:: Actions to take ::
**A.** Retype the stretch of the day-seven journal entry from "I HAD TO KEEP" through "be any better???".
**B.** Extend the journal entry about the seventh day away from family, picking up right after its last sentence.

:: Selected excerpt ::
# # # # # # #
Day number seven since I left my family. ..
Every day I look at myself in the mirror an wonder why I woke up? It’s gotten to the point I’m crying at work again. I haven’t done that in a while. Thought or hoped those days were over. Lol…yea I think that’s funny even writing it.
Day started off bad, on my way to work I realized I had forgotten to take my meds this morning. I had “planned” on buying a to go pull box so I could always have a full days dosage with me but like everything else I just forgot to get it…
So the day dragged on way longer than it should have normally because i just didn’t want to be there. I had one of those office days. Sitting staring at my way, because i don’t have any windows….thinking to myself…listening to myself. I had my Pandora playing. For some odd reason every song on my normal rock/alternative station decided to play every single painful song it could find.
Loser, scars, been a while, etc…such depressing music, but like that nasty picture that’s so hideous you just can’t stop looking at it.
I HAD TO KEEP PLAYING IT
I deserve to feel like this…I don’t deserve anything else.
As work went on, started to get busy.
I also am granted with the gift of ADHD. ..yay me.
So the only way I can get anything done ever is to follow a daily routine. If I deviate from that all hell breaks loose. Obviously today was already shot so why should the rest of it be any better???
My normal routine consists of work 6-2pm. I don’t take a full lunch, so I leave at 1:45 so I can pick up my son from school. So as usual, 1:40 I start packing up and grabbing my stuff. Get to the front door and just as I’m getting ready to leave I look at the clock. It’s 1:45…
But….I moved out. I’m not at home. I’m not with my family. I now realize that for the first time in 6 years, I’m not going to be picking my son up from school because I crushed my family.
# # # # # # #
:: Material supplied ::
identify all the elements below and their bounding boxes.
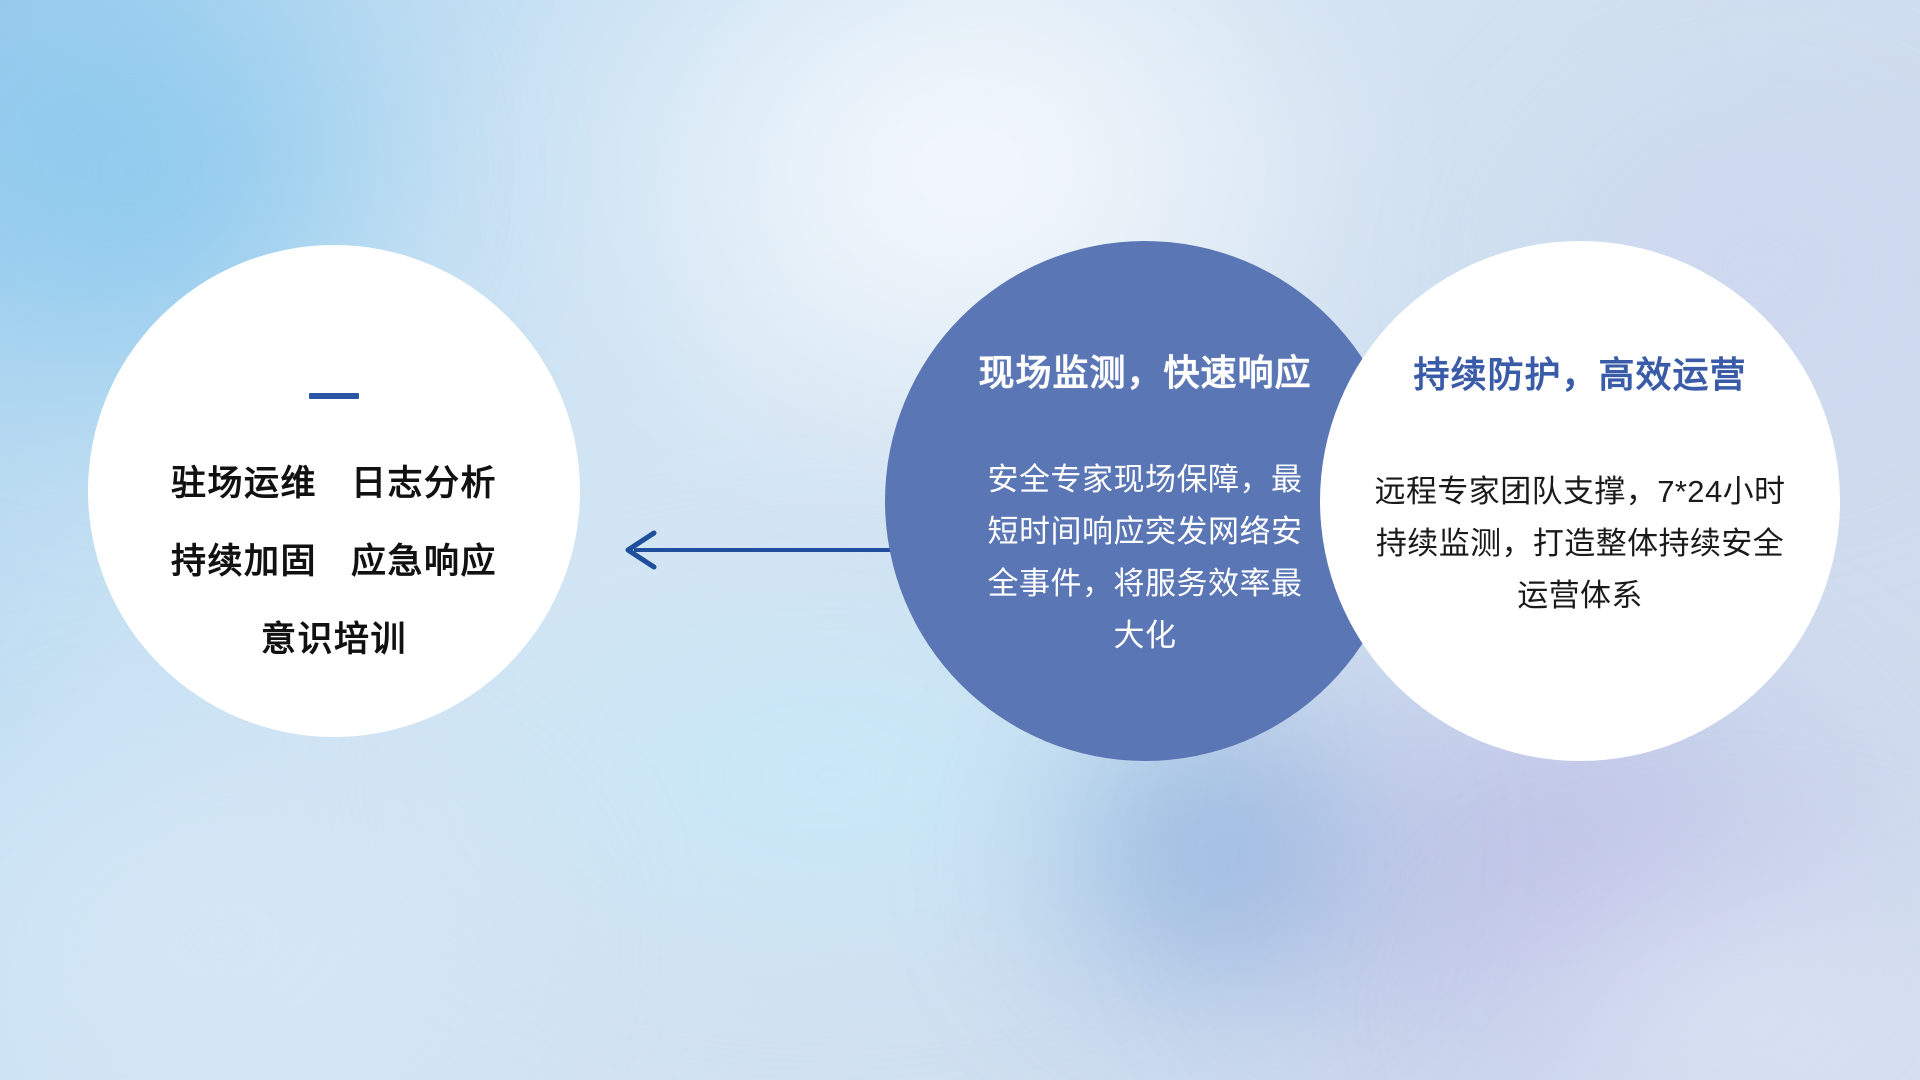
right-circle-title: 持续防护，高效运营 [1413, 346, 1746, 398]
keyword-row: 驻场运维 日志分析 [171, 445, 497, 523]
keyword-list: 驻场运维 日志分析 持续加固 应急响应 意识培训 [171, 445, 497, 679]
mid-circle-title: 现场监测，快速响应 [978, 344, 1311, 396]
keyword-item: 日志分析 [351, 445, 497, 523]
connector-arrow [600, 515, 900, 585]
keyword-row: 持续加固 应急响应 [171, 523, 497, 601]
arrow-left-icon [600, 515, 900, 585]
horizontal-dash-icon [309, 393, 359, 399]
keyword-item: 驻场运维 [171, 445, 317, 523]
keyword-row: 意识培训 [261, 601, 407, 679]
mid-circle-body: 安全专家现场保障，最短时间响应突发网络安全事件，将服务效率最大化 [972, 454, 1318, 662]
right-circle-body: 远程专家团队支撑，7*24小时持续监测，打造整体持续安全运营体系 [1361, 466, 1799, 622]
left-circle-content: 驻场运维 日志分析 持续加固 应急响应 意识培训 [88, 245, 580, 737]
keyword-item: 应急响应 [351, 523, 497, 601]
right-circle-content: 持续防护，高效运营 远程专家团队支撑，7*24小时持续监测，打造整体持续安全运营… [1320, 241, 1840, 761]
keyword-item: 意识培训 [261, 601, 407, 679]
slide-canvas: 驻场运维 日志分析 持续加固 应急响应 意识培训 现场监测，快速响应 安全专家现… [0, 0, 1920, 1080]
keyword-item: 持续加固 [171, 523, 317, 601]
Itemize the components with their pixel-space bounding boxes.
# # # # # # #
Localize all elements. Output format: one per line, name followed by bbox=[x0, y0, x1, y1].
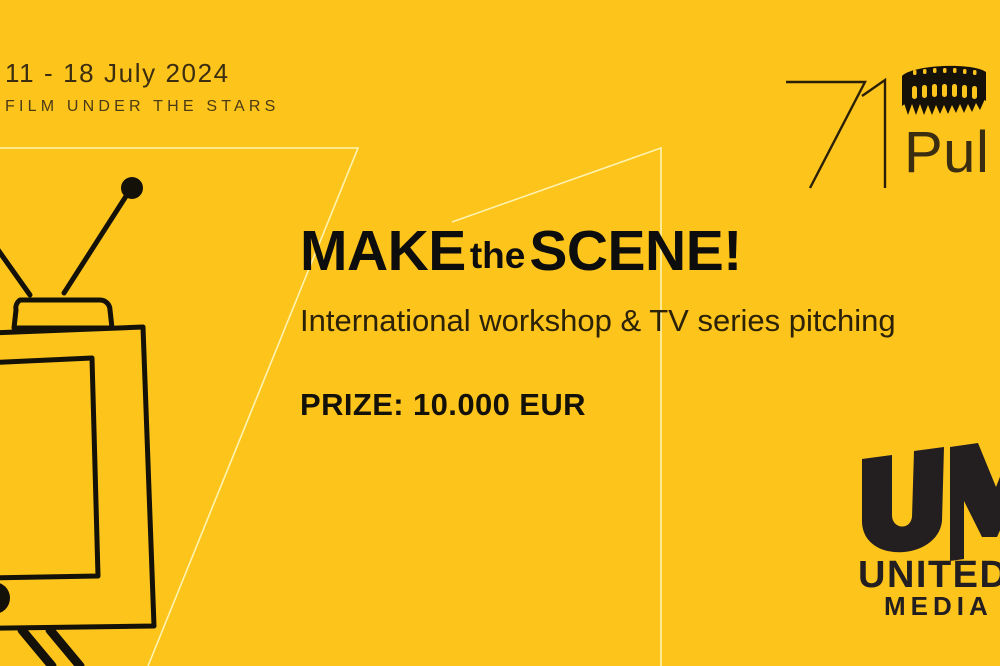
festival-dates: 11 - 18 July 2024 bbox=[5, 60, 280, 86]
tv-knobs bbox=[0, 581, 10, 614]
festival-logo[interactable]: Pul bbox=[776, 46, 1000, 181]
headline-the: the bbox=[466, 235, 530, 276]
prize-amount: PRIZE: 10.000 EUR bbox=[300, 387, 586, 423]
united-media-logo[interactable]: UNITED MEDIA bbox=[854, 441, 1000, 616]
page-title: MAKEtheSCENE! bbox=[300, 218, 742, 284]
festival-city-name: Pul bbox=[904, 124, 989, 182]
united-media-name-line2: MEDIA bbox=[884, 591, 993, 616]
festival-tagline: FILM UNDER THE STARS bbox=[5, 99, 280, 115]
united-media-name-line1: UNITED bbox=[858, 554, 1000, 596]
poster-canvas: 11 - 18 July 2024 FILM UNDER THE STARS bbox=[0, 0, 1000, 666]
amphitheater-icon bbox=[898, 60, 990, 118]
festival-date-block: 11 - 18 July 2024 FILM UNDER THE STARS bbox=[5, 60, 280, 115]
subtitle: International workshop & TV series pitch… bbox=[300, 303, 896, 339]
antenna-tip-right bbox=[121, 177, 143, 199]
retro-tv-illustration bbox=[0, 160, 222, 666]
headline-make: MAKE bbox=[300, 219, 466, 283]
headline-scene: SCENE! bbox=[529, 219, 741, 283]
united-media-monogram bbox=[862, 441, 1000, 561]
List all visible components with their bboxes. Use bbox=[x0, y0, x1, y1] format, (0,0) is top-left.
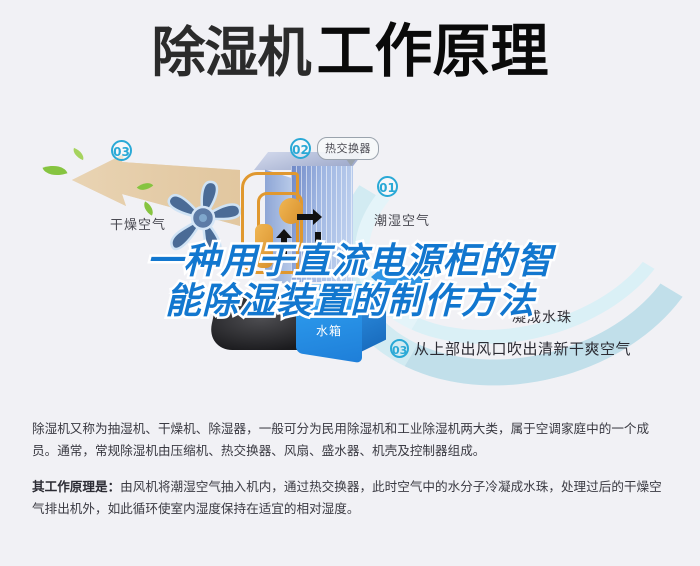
# # # # # # #
:: Task answers ::
**A.**
I HAD TO KEEP PLAYING IT
I deserve to feel like this…I don’t deserve anything else.
As work went on, started to get busy.
I also am granted with the gift of ADHD. ..yay me.
So the only way I can get anything done ever is to follow a daily routine. If I deviate from that all hell breaks loose. Obviously today was already shot so why should the rest of it be any better???

**B.**
Devastated, I walk slowly back to my office, shut the door, and just sit there. I sit there till 2:00pm.
Walk back out, don’t need to grab my stuff because I never put it down. I just sat there for 15 minutes staring at my wall and holding my shit. Unable to do anything else. Barely holding the tears back. But I knew I had too. I can’t let my employees see me like this…I can’t let management see me like this either…I can’t be the unstable one…or weak.
So I walk silently out of the building and get in my car and start driving. Driving that long, terrible ride that gives me even more time to think.
I am my own worst enemy. There isn’t anything I would do for myself.
I realized today that I’ve been taking more risks than I normally would have too. My wife always said I drive like an old lady. It always took us longer to g et somewhere when I was driving. Except now it’s different. I’m finding myself going a whole lot faster. I’m cutting in front of cars. Turning in front of cars. Their honking at me. Nearly hitting me as they fly by.
Also have noticed at work I’m also doing things u probably shouldn’t be doing either. I have a ladder in the back that’s probably about 14′ tall to the base. Has a guard to about 17′ for safety. On the outside of the storage area there is 20′ shelving. So the last few weeks when I can’t reach boxes, instead of moving them around until I could…I proceed to stand on the guard rail of the ladder and balance to grab the boxes off the shelf. If I need one further down the rack, I grab the top shelf. Pull the ladder with my leg, then climb back on top. All at about 20+ feet with one hand.
I promised myself that I wouldn’t hurt myself. I guess getting in an accident isn’t intentionally hurting myself right?
People keep saying that I’m being too hard on myself. That I need to remember that I’m doing this because I’m trying to be a better person. That I’m trying to get a hold if myself and gain perspective on life.
Then why do I hate myself every minute of every day? Where am I making myself a better person? What am I missing? Is there something else that is going on that other people see that I dont?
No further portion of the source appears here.